**Requirements:** All lines featuring the string "Brazil" are to be listed.

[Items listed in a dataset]
▬▬▬

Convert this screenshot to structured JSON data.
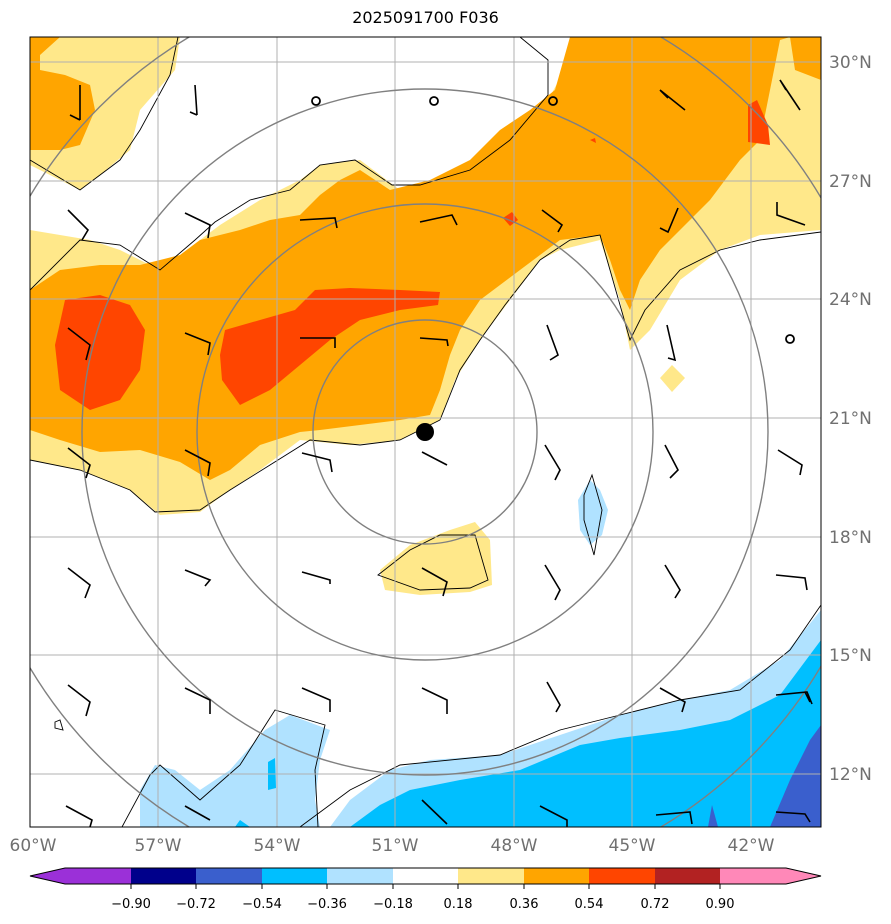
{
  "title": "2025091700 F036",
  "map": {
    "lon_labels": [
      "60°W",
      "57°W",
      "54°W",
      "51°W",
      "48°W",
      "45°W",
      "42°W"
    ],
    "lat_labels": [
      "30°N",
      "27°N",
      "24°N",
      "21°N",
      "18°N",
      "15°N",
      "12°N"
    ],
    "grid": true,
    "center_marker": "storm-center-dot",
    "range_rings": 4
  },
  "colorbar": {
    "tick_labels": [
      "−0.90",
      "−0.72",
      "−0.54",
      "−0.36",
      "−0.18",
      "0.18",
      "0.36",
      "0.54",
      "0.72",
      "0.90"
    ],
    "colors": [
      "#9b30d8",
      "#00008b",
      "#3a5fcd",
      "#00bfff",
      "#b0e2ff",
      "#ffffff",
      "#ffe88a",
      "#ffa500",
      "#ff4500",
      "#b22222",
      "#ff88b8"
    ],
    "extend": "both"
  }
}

▬▬▬

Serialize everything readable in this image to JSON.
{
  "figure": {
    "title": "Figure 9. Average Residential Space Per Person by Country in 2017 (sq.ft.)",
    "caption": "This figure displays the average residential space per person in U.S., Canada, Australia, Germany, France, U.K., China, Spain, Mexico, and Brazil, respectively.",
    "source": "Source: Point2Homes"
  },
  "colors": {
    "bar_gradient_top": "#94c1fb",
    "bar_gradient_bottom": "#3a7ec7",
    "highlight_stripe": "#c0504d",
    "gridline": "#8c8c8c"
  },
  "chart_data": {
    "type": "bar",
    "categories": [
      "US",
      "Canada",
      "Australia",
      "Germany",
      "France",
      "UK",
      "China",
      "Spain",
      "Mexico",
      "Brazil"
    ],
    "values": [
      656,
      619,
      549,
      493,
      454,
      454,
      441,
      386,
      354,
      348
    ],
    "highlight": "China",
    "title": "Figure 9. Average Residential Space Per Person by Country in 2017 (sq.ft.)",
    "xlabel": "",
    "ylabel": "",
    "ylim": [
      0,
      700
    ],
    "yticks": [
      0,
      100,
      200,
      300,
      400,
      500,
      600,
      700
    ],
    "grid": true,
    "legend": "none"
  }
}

▬▬▬

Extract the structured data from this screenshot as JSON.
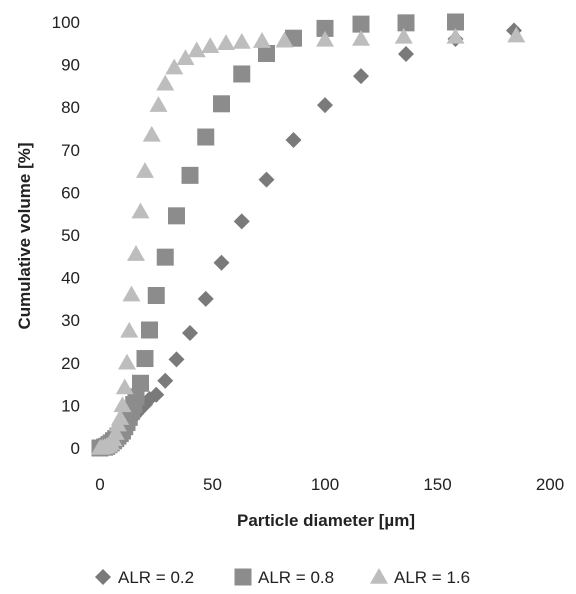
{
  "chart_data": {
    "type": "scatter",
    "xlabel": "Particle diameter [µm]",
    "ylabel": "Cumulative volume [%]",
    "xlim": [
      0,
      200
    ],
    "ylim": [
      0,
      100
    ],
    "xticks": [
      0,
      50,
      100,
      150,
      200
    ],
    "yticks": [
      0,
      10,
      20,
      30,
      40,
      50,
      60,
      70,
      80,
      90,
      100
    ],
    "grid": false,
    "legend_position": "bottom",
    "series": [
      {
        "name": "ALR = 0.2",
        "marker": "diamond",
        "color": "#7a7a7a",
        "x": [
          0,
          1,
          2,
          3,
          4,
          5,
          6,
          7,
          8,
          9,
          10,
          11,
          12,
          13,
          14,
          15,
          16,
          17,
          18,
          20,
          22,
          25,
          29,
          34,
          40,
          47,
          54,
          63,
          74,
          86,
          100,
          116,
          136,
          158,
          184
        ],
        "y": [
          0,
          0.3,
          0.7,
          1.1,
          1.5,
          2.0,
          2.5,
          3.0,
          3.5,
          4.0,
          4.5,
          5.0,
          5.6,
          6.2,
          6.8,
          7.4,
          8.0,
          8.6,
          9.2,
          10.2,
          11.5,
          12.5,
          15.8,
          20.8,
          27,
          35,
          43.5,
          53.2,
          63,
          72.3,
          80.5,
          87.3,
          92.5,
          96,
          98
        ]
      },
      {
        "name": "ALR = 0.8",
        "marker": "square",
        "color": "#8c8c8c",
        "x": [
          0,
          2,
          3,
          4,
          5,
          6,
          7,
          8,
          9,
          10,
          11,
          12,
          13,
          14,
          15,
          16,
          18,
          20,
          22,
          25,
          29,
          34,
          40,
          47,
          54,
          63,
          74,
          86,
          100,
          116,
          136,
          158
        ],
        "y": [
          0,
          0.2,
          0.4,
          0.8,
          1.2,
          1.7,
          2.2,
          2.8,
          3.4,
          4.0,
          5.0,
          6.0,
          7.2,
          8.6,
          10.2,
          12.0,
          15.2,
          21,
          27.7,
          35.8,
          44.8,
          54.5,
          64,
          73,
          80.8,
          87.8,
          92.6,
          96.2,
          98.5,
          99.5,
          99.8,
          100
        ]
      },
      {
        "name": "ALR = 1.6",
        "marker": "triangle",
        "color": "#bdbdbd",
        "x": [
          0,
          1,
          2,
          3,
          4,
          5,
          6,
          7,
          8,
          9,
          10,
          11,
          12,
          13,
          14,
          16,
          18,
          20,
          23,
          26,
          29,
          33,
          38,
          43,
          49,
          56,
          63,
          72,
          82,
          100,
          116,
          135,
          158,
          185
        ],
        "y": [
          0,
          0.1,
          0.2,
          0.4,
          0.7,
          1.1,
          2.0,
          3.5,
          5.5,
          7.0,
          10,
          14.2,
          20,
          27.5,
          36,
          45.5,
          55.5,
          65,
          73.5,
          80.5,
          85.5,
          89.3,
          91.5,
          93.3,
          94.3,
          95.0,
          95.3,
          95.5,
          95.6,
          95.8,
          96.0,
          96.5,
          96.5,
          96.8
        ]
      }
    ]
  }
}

▬▬▬

**Solution for this task:**
    "caption": "This figure displays the average residential space per person in U.S., Canada, Australia, Germany, France, U.K., China, Spain, Mexico, and Brazil, respectively.",
      "Brazil"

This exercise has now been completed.